=== INSTRUCTIONS TO FOLLOW ===
Find each line containing the string "text" and return it.

— START OF MATERIAL FOR THE TASK —

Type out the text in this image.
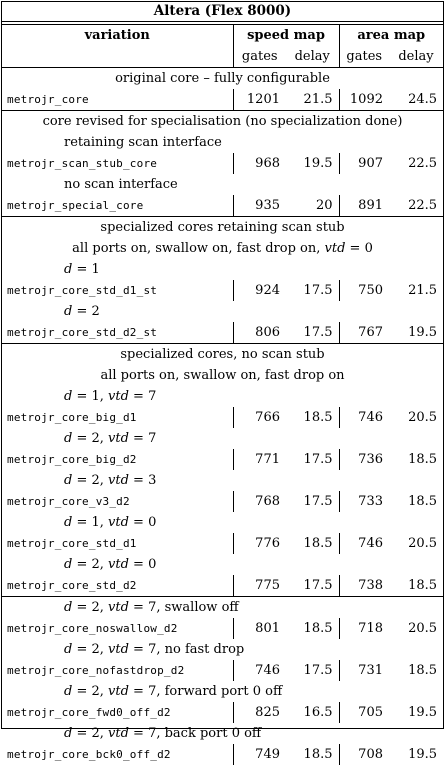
Altera (Flex 8000)
variation	speed map		area map	
	gates	delay	gates	delay
original core – fully configurable				
metrojr_core	1201	21.5	1092	24.5
core revised for specialisation (no specialization done)				
retaining scan interface				
metrojr_scan_stub_core	968	19.5	907	22.5
no scan interface				
metrojr_special_core	935	20	891	22.5
specialized cores retaining scan stub				
all ports on, swallow on, fast drop on, vtd = 0				
d = 1				
metrojr_core_std_d1_st	924	17.5	750	21.5
d = 2				
metrojr_core_std_d2_st	806	17.5	767	19.5
specialized cores, no scan stub				
all ports on, swallow on, fast drop on				
d = 1, vtd = 7				
metrojr_core_big_d1	766	18.5	746	20.5
d = 2, vtd = 7				
metrojr_core_big_d2	771	17.5	736	18.5
d = 2, vtd = 3				
metrojr_core_v3_d2	768	17.5	733	18.5
d = 1, vtd = 0				
metrojr_core_std_d1	776	18.5	746	20.5
d = 2, vtd = 0				
metrojr_core_std_d2	775	17.5	738	18.5
d = 2, vtd = 7, swallow off				
metrojr_core_noswallow_d2	801	18.5	718	20.5
d = 2, vtd = 7, no fast drop				
metrojr_core_nofastdrop_d2	746	17.5	731	18.5
d = 2, vtd = 7, forward port 0 off				
metrojr_core_fwd0_off_d2	825	16.5	705	19.5
d = 2, vtd = 7, back port 0 off				
metrojr_core_bck0_off_d2	749	18.5	708	19.5
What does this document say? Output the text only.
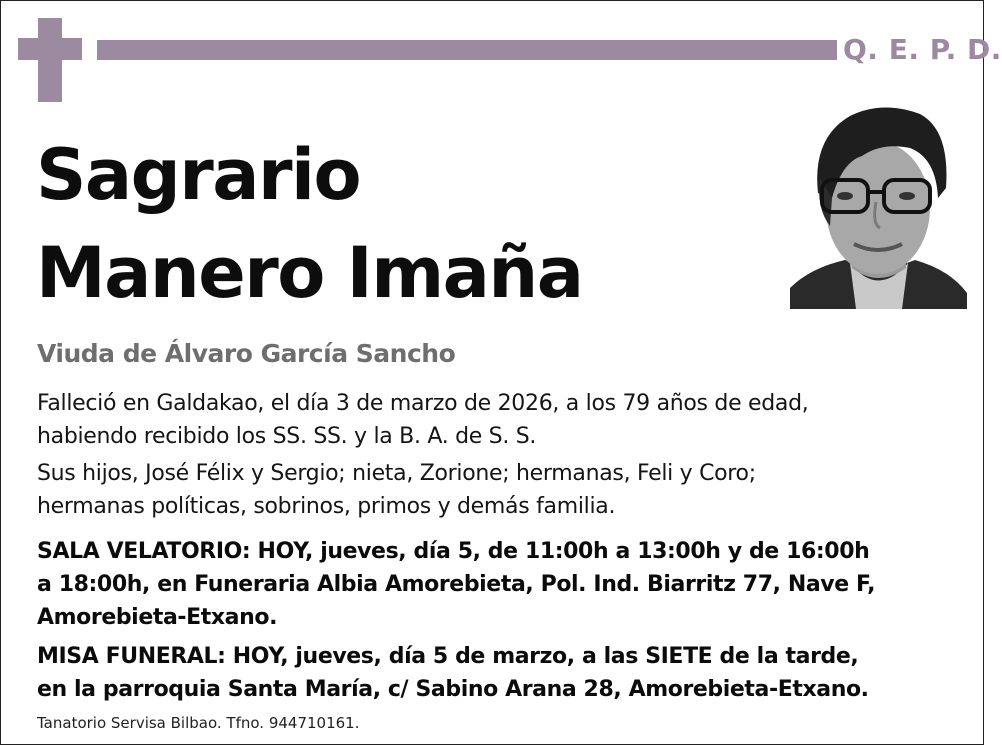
Q. E. P. D.
Sagrario
Manero Imaña
Viuda de Álvaro García Sancho
Falleció en Galdakao, el día 3 de marzo de 2026, a los 79 años de edad,
habiendo recibido los SS. SS. y la B. A. de S. S.
Sus hijos, José Félix y Sergio; nieta, Zorione; hermanas, Feli y Coro;
hermanas políticas, sobrinos, primos y demás familia.
SALA VELATORIO: HOY, jueves, día 5, de 11:00h a 13:00h y de 16:00h
a 18:00h, en Funeraria Albia Amorebieta, Pol. Ind. Biarritz 77, Nave F,
Amorebieta-Etxano.
MISA FUNERAL: HOY, jueves, día 5 de marzo, a las SIETE de la tarde,
en la parroquia Santa María, c/ Sabino Arana 28, Amorebieta-Etxano.
Tanatorio Servisa Bilbao. Tfno. 944710161.
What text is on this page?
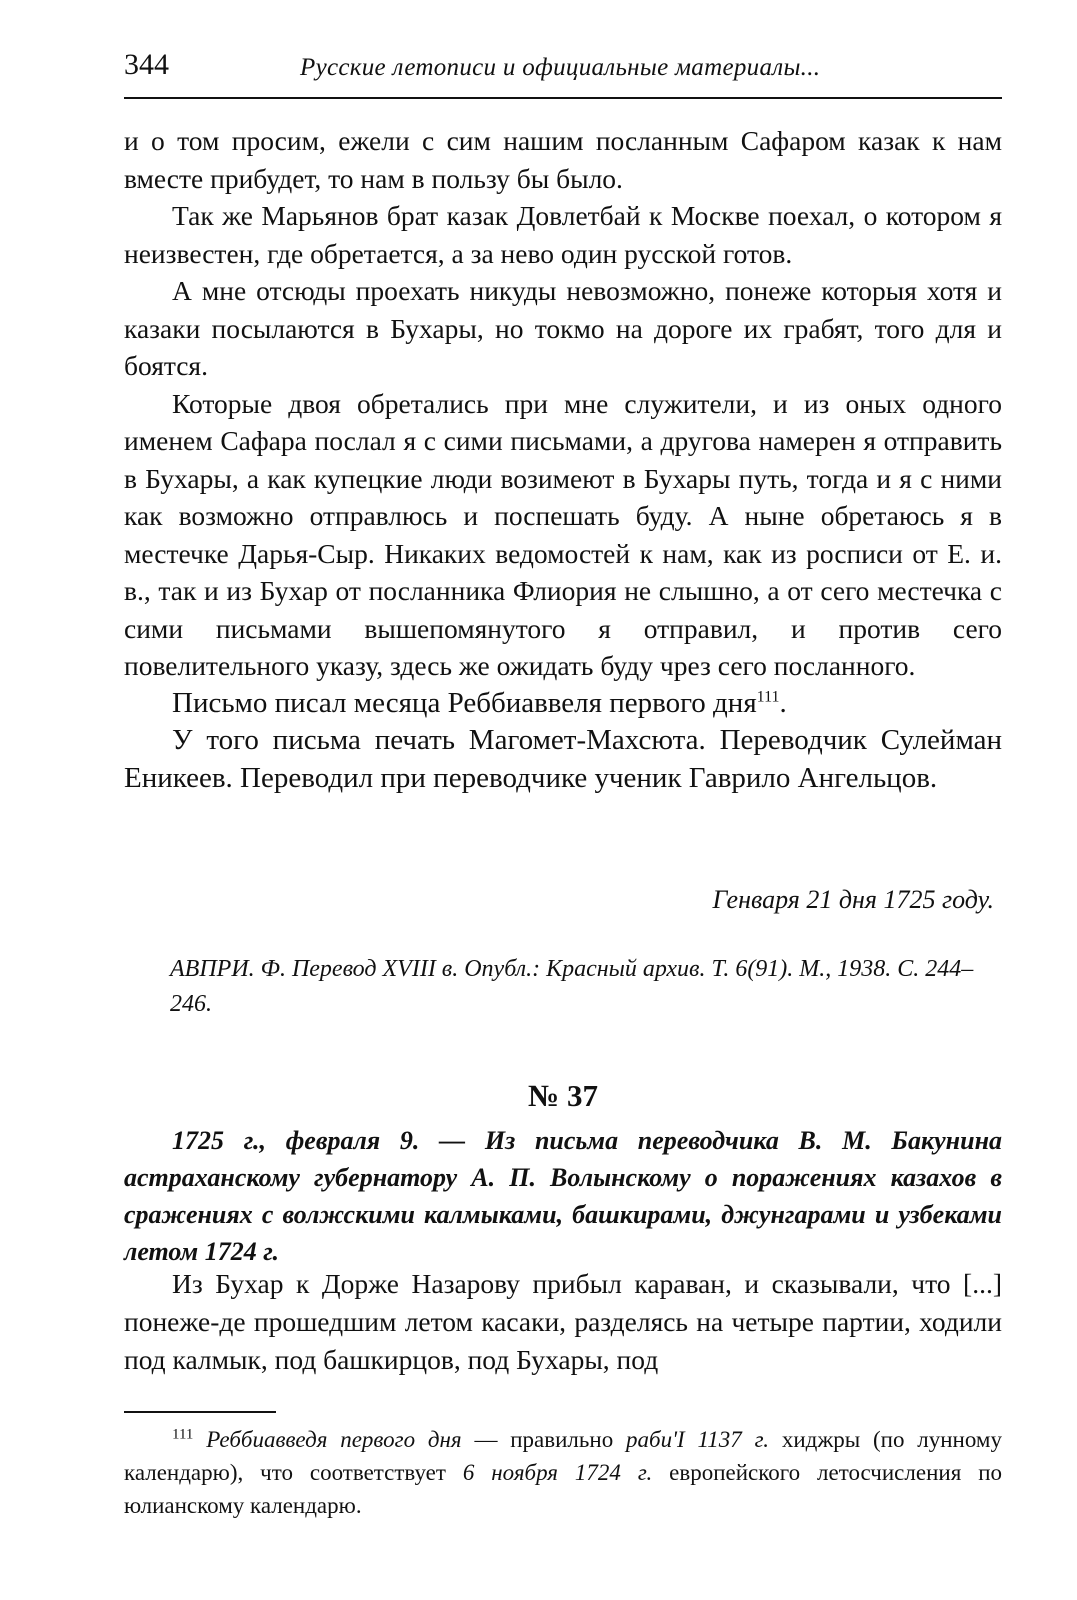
344	Русские летописи и официальные материалы...

и о том просим, ежели с сим нашим посланным Сафаром казак к нам вместе прибудет, то нам в пользу бы было.

Так же Марьянов брат казак Довлетбай к Москве поехал, о котором я неизвестен, где обретается, а за нево один русской готов.

А мне отсюды проехать никуды невозможно, понеже которыя хотя и казаки посылаются в Бухары, но токмо на дороге их грабят, того для и боятся.

Которые двоя обретались при мне служители, и из оных одного именем Сафара послал я с сими письмами, а другова намерен я отправить в Бухары, а как купецкие люди возимеют в Бухары путь, тогда и я с ними как возможно отправлюсь и поспешать буду. А ныне обретаюсь я в местечке Дарья-Сыр. Никаких ведомостей к нам, как из росписи от Е. и. в., так и из Бухар от посланника Флиория не слышно, а от сего местечка с сими письмами вышепомянутого я отправил, и против сего повелительного указу, здесь же ожидать буду чрез сего посланного.

Письмо писал месяца Реббиаввеля первого дня$^{111}$.

У того письма печать Магомет-Махсюта. Переводчик Сулейман Еникеев. Переводил при переводчике ученик Гаврило Ангельцов.

Генваря 21 дня 1725 году.
АВПРИ. Ф. Перевод XVIII в. Опубл.: Красный архив. Т. 6(91). М., 1938. С. 244–246.
№ 37
1725 г., февраля 9. — Из письма переводчика В. М. Бакунина астраханскому губернатору А. П. Волынскому о поражениях казахов в сражениях с волжскими калмыками, башкирами, джунгарами и узбеками летом 1724 г.
Из Бухар к Дорже Назарову прибыл караван, и сказывали, что [...] понеже-де прошедшим летом касаки, разделясь на четыре партии, ходили под калмык, под башкирцов, под Бухары, под
$^{111}$ Реббиавведя первого дня — правильно раби'I 1137 г. хиджры (по лунному календарю), что соответствует 6 ноября 1724 г. европейского летосчисления по юлианскому календарю.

— END OF MATERIAL FOR THE TASK —

=== SOLUTION ===
Type out the text in this image.
What does this document say? Output the text only.
What text is on this page?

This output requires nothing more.